INPUT FOR THIS TASK start
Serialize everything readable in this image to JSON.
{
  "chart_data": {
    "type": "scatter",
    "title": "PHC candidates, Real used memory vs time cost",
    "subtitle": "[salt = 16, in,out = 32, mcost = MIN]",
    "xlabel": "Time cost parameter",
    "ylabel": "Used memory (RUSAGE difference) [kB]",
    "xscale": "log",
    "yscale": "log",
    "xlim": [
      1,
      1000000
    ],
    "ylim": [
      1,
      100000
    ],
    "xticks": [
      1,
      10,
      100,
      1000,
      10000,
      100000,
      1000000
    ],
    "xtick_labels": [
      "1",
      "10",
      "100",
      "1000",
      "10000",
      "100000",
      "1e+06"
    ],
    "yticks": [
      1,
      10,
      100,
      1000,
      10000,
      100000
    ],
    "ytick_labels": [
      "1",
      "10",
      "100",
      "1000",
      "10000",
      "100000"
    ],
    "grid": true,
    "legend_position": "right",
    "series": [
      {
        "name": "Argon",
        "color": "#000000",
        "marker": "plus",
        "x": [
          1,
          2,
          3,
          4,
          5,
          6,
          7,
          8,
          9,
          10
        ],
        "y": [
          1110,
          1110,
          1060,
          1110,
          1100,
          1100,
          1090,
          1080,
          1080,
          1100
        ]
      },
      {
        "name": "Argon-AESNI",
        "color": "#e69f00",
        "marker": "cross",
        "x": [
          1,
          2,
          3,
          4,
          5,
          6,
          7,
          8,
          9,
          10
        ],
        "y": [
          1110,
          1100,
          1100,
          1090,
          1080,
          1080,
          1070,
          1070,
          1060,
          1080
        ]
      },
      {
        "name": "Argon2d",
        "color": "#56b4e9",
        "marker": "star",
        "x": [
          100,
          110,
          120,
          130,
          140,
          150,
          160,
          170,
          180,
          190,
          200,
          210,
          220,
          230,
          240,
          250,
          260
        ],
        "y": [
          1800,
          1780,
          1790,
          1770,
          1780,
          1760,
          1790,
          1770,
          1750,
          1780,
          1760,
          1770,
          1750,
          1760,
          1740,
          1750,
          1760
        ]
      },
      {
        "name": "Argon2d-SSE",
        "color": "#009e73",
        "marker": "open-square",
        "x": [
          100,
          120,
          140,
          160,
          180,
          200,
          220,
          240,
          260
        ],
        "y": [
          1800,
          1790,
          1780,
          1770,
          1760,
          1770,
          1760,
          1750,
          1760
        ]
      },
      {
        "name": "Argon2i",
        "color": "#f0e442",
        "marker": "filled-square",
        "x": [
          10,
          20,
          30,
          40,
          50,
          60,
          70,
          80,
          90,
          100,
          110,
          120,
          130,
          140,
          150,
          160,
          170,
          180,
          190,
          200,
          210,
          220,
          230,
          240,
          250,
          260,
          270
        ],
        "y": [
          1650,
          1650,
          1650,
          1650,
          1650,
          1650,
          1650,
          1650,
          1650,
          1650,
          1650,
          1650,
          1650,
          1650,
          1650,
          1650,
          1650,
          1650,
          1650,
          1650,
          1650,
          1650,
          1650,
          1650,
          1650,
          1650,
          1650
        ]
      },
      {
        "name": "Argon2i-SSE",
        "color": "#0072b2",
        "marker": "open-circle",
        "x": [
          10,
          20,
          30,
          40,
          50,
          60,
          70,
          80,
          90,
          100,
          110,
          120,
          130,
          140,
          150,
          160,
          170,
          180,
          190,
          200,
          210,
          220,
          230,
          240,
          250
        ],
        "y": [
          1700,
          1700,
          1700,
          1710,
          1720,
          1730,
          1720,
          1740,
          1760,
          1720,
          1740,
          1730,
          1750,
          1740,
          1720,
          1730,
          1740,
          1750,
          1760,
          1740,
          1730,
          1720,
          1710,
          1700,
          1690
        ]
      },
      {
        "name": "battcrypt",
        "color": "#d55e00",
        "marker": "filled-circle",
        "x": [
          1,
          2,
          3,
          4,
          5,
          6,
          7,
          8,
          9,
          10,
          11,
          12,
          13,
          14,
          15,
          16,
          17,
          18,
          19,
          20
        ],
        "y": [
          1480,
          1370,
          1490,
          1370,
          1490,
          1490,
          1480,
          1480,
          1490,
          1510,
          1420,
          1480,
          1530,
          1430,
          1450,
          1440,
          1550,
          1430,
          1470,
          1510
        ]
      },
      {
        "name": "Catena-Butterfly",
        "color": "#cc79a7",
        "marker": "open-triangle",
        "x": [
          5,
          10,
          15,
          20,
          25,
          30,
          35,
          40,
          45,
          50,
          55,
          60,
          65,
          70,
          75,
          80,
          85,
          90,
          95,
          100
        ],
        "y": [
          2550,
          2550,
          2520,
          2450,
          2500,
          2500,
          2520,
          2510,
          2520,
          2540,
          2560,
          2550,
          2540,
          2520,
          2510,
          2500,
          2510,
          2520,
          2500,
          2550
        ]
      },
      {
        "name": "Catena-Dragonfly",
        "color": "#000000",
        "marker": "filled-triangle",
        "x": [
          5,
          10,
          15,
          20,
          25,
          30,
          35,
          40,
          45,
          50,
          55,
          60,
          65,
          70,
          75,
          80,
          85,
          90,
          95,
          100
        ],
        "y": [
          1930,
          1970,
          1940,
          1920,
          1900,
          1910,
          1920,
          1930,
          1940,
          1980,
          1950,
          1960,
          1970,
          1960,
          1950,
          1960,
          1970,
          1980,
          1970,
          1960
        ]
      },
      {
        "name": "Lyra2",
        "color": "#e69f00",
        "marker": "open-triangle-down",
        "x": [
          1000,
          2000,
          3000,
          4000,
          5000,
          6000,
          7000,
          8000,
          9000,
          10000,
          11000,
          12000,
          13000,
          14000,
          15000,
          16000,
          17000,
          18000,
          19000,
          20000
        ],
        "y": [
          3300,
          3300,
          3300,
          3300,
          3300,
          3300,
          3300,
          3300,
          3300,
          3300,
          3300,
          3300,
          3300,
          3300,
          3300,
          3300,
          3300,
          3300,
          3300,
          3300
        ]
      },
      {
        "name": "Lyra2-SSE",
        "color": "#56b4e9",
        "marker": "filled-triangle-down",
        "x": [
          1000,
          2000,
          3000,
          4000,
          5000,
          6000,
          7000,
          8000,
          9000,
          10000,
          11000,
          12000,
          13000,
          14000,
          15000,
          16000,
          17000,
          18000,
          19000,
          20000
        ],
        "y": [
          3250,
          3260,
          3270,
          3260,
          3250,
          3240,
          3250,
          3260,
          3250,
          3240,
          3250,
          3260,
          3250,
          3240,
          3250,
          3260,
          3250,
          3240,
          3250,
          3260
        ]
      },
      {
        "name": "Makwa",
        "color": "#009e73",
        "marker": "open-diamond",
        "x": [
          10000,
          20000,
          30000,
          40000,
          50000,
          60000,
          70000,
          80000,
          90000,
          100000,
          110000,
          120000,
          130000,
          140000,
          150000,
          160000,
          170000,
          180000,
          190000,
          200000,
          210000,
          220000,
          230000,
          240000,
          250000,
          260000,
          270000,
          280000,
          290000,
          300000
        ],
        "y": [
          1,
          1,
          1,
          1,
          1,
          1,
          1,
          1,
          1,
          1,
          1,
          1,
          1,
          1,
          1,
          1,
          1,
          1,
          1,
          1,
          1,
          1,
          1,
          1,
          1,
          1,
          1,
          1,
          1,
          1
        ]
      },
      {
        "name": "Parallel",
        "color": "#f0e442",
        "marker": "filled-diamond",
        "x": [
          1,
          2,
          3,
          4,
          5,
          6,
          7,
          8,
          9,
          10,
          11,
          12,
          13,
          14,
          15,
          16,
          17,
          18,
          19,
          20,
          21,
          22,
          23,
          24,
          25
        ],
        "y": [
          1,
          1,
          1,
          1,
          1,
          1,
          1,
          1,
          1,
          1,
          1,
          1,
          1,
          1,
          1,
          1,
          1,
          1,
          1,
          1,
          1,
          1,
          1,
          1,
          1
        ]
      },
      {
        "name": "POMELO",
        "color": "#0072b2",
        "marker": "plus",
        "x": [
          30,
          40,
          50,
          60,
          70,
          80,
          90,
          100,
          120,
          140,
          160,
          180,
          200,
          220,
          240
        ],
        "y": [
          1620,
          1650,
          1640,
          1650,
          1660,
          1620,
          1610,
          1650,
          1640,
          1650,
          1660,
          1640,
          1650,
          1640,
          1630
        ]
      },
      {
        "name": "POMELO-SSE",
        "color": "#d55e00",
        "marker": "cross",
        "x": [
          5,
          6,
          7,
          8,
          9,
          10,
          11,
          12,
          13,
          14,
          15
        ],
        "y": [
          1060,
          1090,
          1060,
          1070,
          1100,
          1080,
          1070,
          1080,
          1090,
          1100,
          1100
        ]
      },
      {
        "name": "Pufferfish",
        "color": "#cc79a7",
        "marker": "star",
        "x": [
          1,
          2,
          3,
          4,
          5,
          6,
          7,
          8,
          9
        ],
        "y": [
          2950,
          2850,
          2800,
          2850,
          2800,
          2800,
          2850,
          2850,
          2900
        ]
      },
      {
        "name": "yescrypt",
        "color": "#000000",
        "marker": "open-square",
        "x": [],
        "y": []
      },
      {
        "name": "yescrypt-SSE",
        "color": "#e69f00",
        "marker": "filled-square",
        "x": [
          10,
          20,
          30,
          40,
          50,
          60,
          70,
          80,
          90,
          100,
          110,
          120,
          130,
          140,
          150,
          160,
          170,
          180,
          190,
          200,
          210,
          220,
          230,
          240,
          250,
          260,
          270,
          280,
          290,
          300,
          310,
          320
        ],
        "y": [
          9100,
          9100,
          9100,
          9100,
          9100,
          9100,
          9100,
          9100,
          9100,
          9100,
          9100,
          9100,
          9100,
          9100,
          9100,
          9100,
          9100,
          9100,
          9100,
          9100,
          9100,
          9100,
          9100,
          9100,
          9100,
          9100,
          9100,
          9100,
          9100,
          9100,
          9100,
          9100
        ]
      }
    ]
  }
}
INPUT FOR THIS TASK end
** WHAT THIS TASK INVOLVES **
Count the lines above that contain the word "triangle", and give only that number.

** EXERCISE RESPONSE **
4